### Excerpted data
- - - - -

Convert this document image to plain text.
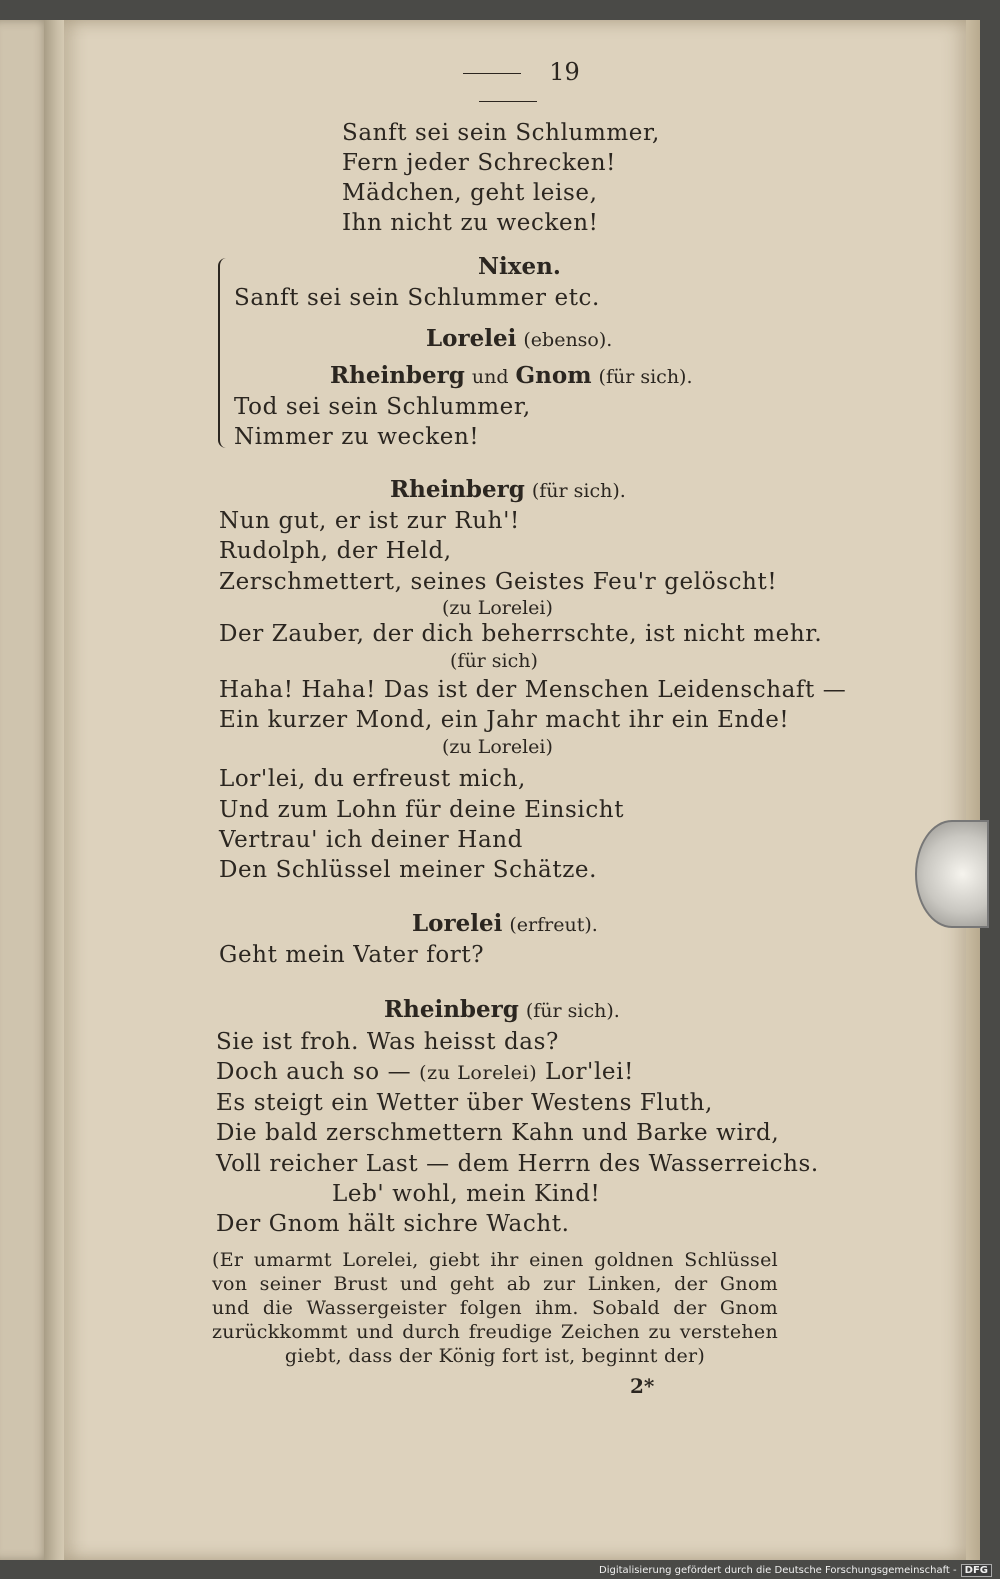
19
Sanft sei sein Schlummer,
Fern jeder Schrecken!
Mädchen, geht leise,
Ihn nicht zu wecken!
Nixen.
Sanft sei sein Schlummer etc.
Lorelei (ebenso).
Rheinberg und Gnom (für sich).
Tod sei sein Schlummer,
Nimmer zu wecken!
Rheinberg (für sich).
Nun gut, er ist zur Ruh'!
Rudolph, der Held,
Zerschmettert, seines Geistes Feu'r gelöscht!
(zu Lorelei)
Der Zauber, der dich beherrschte, ist nicht mehr.
(für sich)
Haha! Haha! Das ist der Menschen Leidenschaft —
Ein kurzer Mond, ein Jahr macht ihr ein Ende!
(zu Lorelei)
Lor'lei, du erfreust mich,
Und zum Lohn für deine Einsicht
Vertrau' ich deiner Hand
Den Schlüssel meiner Schätze.
Lorelei (erfreut).
Geht mein Vater fort?
Rheinberg (für sich).
Sie ist froh. Was heisst das?
Doch auch so — (zu Lorelei) Lor'lei!
Es steigt ein Wetter über Westens Fluth,
Die bald zerschmettern Kahn und Barke wird,
Voll reicher Last — dem Herrn des Wasserreichs.
Leb' wohl, mein Kind!
Der Gnom hält sichre Wacht.
(Er umarmt Lorelei, giebt ihr einen goldnen Schlüssel
von seiner Brust und geht ab zur Linken, der Gnom
und die Wassergeister folgen ihm. Sobald der Gnom
zurückkommt und durch freudige Zeichen zu verstehen
giebt, dass der König fort ist, beginnt der)
2*
Digitalisierung gefördert durch die Deutsche Forschungsgemeinschaft - DFG
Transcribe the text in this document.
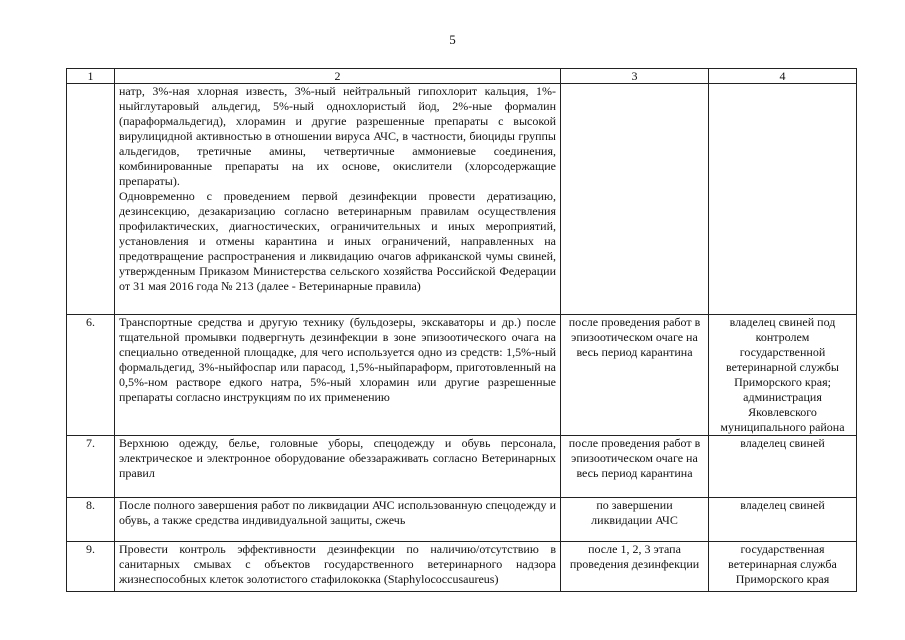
5
1	2	3	4

	натр, 3%-ная хлорная известь, 3%-ный нейтральный гипохлорит кальция, 1%-ныйглутаровый альдегид, 5%-ный однохлористый йод, 2%-ные формалин (параформальдегид), хлорамин и другие разрешенные препараты с высокой вирулицидной активностью в отношении вируса АЧС, в частности, биоциды группы альдегидов, третичные амины, четвертичные аммониевые соединения, комбинированные препараты на их основе, окислители (хлорсодержащие препараты).
Одновременно с проведением первой дезинфекции провести дератизацию, дезинсекцию, дезакаризацию согласно ветеринарным правилам осуществления профилактических, диагностических, ограничительных и иных мероприятий, установления и отмены карантина и иных ограничений, направленных на предотвращение распространения и ликвидацию очагов африканской чумы свиней, утвержденным Приказом Министерства сельского хозяйства Российской Федерации от 31 мая 2016 года № 213 (далее - Ветеринарные правила)		

6.	Транспортные средства и другую технику (бульдозеры, экскаваторы и др.) после тщательной промывки подвергнуть дезинфекции в зоне эпизоотического очага на специально отведенной площадке, для чего используется одно из средств: 1,5%-ный формальдегид, 3%-ныйфоспар или парасод, 1,5%-ныйпараформ, приготовленный на 0,5%-ном растворе едкого натра, 5%-ный хлорамин или другие разрешенные препараты согласно инструкциям по их применению	после проведения работ в эпизоотическом очаге на весь период карантина	владелец свиней под контролем государственной ветеринарной службы Приморского края; администрация Яковлевского муниципального района
7.	Верхнюю одежду, белье, головные уборы, спецодежду и обувь персонала, электрическое и электронное оборудование обеззараживать согласно Ветеринарных правил	после проведения работ в эпизоотическом очаге на весь период карантина	владелец свиней
8.	После полного завершения работ по ликвидации АЧС использованную спецодежду и обувь, а также средства индивидуальной защиты, сжечь	по завершении ликвидации АЧС	владелец свиней
9.	Провести контроль эффективности дезинфекции по наличию/отсутствию в санитарных смывах с объектов государственного ветеринарного надзора жизнеспособных клеток золотистого стафилококка (Staphylococcusaureus)	после 1, 2, 3 этапа проведения дезинфекции	государственная ветеринарная служба Приморского края
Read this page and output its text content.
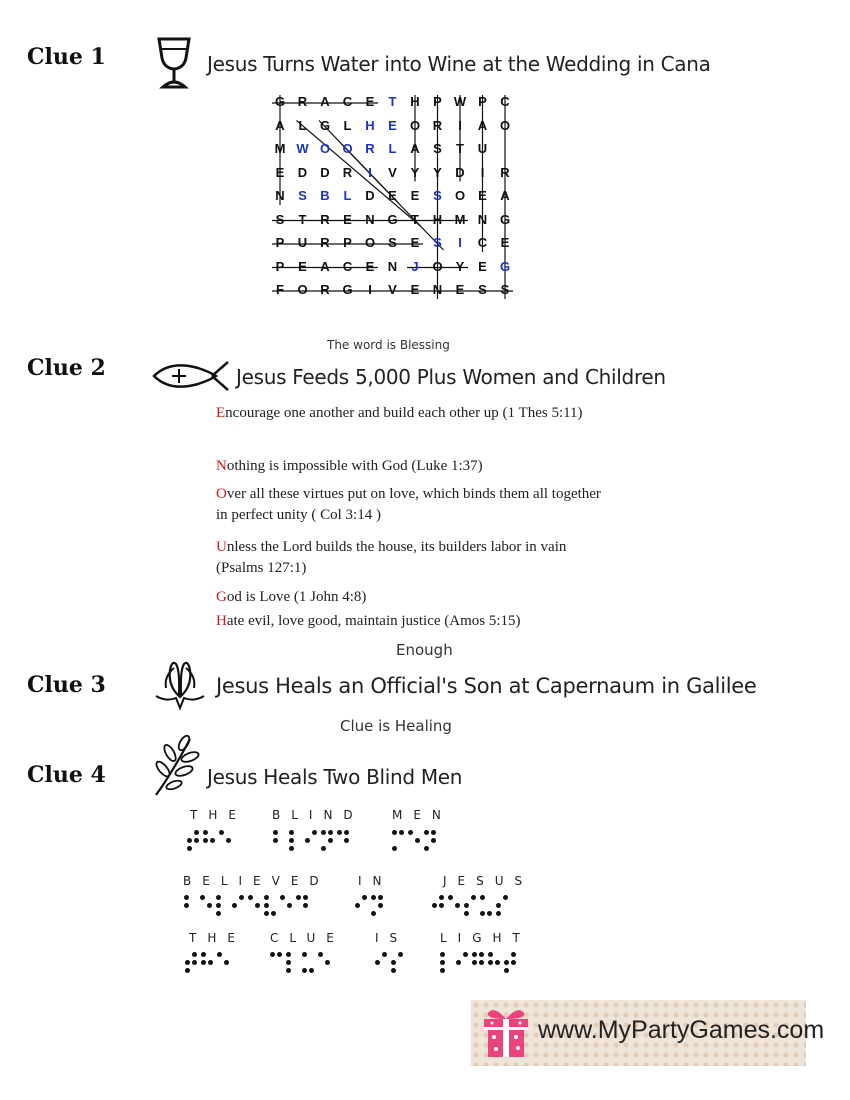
Clue 1	Jesus Turns Water into Wine at the Wedding in Cana
G R	A	C	E	T	H	P W P	C
A	L	G	L	H	E	O R	I	A O
M W O O R	L	A	S	T	U
E	D	D	R	I	V	Y	Y	D	I	R
N	S	B	L	D	E	E	S	O	E	A
S	T	R	E	N G	T	H M N G
P	U	R	P	O	S	E	S	I	C	E
P	E	A	C	E	N	J	O	Y	E	G
F	O R G	I	V	E	N	E	S	S
The word is Blessing
Clue 2	Jesus Feeds 5,000 Plus Women and Children
Encourage one another and build each other up (1 Thes 5:11)
Nothing is impossible with God (Luke 1:37)
Over all these virtues put on love, which binds them all together in perfect unity ( Col 3:14 )
Unless the Lord builds the house, its builders labor in vain (Psalms 127:1)
God is Love (1 John 4:8)
Hate evil, love good, maintain justice (Amos 5:15)
Enough
Clue 3	Jesus Heals an Official's Son at Capernaum in Galilee
Clue is Healing
Clue 4	Jesus Heals Two Blind Men
THE BLIND MEN
BELIEVED IN	JESUS
THE CLUE	IS	LIGHT
www.MyPartyGames.com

- - - - -

Point out every line holding the string "спецодежду" and copy it.

### Written solution
7.	Верхнюю одежду, белье, головные уборы, спецодежду и обувь персонала, электрическое и электронное оборудование обеззараживать согласно Ветеринарных правил	после проведения работ в эпизоотическом очаге на весь период карантина	владелец свиней
8.	После полного завершения работ по ликвидации АЧС использованную спецодежду и обувь, а также средства индивидуальной защиты, сжечь	по завершении ликвидации АЧС	владелец свиней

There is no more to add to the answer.